*Exercise details*.
Write the material out again exactly.

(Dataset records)
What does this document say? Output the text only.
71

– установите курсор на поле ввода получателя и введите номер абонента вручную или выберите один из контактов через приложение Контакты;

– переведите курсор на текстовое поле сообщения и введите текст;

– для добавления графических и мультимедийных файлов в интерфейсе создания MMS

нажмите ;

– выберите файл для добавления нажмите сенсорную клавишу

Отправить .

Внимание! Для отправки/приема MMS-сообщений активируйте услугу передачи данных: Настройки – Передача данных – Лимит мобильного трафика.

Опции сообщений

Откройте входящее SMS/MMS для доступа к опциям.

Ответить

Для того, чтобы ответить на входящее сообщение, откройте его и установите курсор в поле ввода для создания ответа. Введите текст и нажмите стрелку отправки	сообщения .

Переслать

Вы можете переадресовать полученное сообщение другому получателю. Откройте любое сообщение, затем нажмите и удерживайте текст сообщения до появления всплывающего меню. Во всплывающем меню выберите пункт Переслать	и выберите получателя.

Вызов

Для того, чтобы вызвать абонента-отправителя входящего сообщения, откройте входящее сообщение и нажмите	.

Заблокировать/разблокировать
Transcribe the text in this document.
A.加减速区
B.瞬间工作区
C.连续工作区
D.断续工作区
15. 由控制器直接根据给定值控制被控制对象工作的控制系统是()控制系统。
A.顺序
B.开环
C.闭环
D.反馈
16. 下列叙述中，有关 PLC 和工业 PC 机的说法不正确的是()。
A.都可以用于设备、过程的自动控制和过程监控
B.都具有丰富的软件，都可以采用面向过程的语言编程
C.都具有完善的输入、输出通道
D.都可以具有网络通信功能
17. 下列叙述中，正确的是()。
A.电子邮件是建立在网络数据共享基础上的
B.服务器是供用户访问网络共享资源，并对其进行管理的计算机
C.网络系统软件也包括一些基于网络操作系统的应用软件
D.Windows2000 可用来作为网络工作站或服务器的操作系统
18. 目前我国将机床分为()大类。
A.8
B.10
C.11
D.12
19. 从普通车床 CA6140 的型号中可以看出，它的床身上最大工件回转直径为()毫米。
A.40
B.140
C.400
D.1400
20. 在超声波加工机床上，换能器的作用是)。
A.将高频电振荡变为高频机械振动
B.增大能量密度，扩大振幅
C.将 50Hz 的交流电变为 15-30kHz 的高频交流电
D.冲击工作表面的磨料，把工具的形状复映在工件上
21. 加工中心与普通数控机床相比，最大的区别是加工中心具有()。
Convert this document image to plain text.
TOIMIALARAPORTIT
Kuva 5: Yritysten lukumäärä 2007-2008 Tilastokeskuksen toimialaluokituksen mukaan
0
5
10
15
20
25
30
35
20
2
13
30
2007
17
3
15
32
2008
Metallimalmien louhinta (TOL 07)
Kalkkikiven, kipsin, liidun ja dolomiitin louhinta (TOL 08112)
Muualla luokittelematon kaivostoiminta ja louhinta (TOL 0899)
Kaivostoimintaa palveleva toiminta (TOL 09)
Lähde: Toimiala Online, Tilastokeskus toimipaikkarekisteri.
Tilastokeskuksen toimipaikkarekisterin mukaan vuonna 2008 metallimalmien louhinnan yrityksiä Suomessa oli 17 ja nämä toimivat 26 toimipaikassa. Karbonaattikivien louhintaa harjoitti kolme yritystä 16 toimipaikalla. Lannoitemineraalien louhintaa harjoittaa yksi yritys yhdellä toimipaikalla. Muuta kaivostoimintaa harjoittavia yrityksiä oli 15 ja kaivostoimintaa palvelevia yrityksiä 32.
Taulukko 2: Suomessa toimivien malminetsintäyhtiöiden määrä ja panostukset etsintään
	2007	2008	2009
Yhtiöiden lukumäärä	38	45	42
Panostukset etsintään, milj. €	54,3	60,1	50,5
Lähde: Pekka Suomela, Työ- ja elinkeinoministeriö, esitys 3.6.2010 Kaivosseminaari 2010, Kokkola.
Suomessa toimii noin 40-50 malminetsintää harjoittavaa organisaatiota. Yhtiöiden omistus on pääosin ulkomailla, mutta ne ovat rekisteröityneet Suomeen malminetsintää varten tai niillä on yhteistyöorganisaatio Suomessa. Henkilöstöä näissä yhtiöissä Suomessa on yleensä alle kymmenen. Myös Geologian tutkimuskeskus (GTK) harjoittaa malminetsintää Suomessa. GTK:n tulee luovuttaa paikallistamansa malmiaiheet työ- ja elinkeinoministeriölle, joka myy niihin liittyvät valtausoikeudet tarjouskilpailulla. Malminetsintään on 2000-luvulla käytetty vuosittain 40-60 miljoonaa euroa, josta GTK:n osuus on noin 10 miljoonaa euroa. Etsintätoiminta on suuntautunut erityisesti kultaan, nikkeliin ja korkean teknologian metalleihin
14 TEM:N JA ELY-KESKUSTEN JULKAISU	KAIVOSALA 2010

*Task solution*.
What does this document say? Output the text only.
71

– установите курсор на поле ввода получателя и введите номер абонента вручную или выберите один из контактов через приложение Контакты;

– переведите курсор на текстовое поле сообщения и введите текст;

– для добавления графических и мультимедийных файлов в интерфейсе создания MMS

нажмите ;

– выберите файл для добавления нажмите сенсорную клавишу

Отправить .

Внимание! Для отправки/приема MMS-сообщений активируйте услугу передачи данных: Настройки – Передача данных – Лимит мобильного трафика.

Опции сообщений

Откройте входящее SMS/MMS для доступа к опциям.

Ответить

Для того, чтобы ответить на входящее сообщение, откройте его и установите курсор в поле ввода для создания ответа. Введите текст и нажмите стрелку отправки	сообщения .

Переслать

Вы можете переадресовать полученное сообщение другому получателю. Откройте любое сообщение, затем нажмите и удерживайте текст сообщения до появления всплывающего меню. Во всплывающем меню выберите пункт Переслать	и выберите получателя.

Вызов

Для того, чтобы вызвать абонента-отправителя входящего сообщения, откройте входящее сообщение и нажмите	.

Заблокировать/разблокировать
Transcribe the text in this document.
A.加减速区
B.瞬间工作区
C.连续工作区
D.断续工作区
15. 由控制器直接根据给定值控制被控制对象工作的控制系统是()控制系统。
A.顺序
B.开环
C.闭环
D.反馈
16. 下列叙述中，有关 PLC 和工业 PC 机的说法不正确的是()。
A.都可以用于设备、过程的自动控制和过程监控
B.都具有丰富的软件，都可以采用面向过程的语言编程
C.都具有完善的输入、输出通道
D.都可以具有网络通信功能
17. 下列叙述中，正确的是()。
A.电子邮件是建立在网络数据共享基础上的
B.服务器是供用户访问网络共享资源，并对其进行管理的计算机
C.网络系统软件也包括一些基于网络操作系统的应用软件
D.Windows2000 可用来作为网络工作站或服务器的操作系统
18. 目前我国将机床分为()大类。
A.8
B.10
C.11
D.12
19. 从普通车床 CA6140 的型号中可以看出，它的床身上最大工件回转直径为()毫米。
A.40
B.140
C.400
D.1400
20. 在超声波加工机床上，换能器的作用是)。
A.将高频电振荡变为高频机械振动
B.增大能量密度，扩大振幅
C.将 50Hz 的交流电变为 15-30kHz 的高频交流电
D.冲击工作表面的磨料，把工具的形状复映在工件上
21. 加工中心与普通数控机床相比，最大的区别是加工中心具有()。
Convert this document image to plain text.
TOIMIALARAPORTIT
Kuva 5: Yritysten lukumäärä 2007-2008 Tilastokeskuksen toimialaluokituksen mukaan
0
5
10
15
20
25
30
35
20
2
13
30
2007
17
3
15
32
2008
Metallimalmien louhinta (TOL 07)
Kalkkikiven, kipsin, liidun ja dolomiitin louhinta (TOL 08112)
Muualla luokittelematon kaivostoiminta ja louhinta (TOL 0899)
Kaivostoimintaa palveleva toiminta (TOL 09)
Lähde: Toimiala Online, Tilastokeskus toimipaikkarekisteri.
Tilastokeskuksen toimipaikkarekisterin mukaan vuonna 2008 metallimalmien louhinnan yrityksiä Suomessa oli 17 ja nämä toimivat 26 toimipaikassa. Karbonaattikivien louhintaa harjoitti kolme yritystä 16 toimipaikalla. Lannoitemineraalien louhintaa harjoittaa yksi yritys yhdellä toimipaikalla. Muuta kaivostoimintaa harjoittavia yrityksiä oli 15 ja kaivostoimintaa palvelevia yrityksiä 32.
Taulukko 2: Suomessa toimivien malminetsintäyhtiöiden määrä ja panostukset etsintään
	2007	2008	2009
Yhtiöiden lukumäärä	38	45	42
Panostukset etsintään, milj. €	54,3	60,1	50,5
Lähde: Pekka Suomela, Työ- ja elinkeinoministeriö, esitys 3.6.2010 Kaivosseminaari 2010, Kokkola.
Suomessa toimii noin 40-50 malminetsintää harjoittavaa organisaatiota. Yhtiöiden omistus on pääosin ulkomailla, mutta ne ovat rekisteröityneet Suomeen malminetsintää varten tai niillä on yhteistyöorganisaatio Suomessa. Henkilöstöä näissä yhtiöissä Suomessa on yleensä alle kymmenen. Myös Geologian tutkimuskeskus (GTK) harjoittaa malminetsintää Suomessa. GTK:n tulee luovuttaa paikallistamansa malmiaiheet työ- ja elinkeinoministeriölle, joka myy niihin liittyvät valtausoikeudet tarjouskilpailulla. Malminetsintään on 2000-luvulla käytetty vuosittain 40-60 miljoonaa euroa, josta GTK:n osuus on noin 10 miljoonaa euroa. Etsintätoiminta on suuntautunut erityisesti kultaan, nikkeliin ja korkean teknologian metalleihin
14 TEM:N JA ELY-KESKUSTEN JULKAISU	KAIVOSALA 2010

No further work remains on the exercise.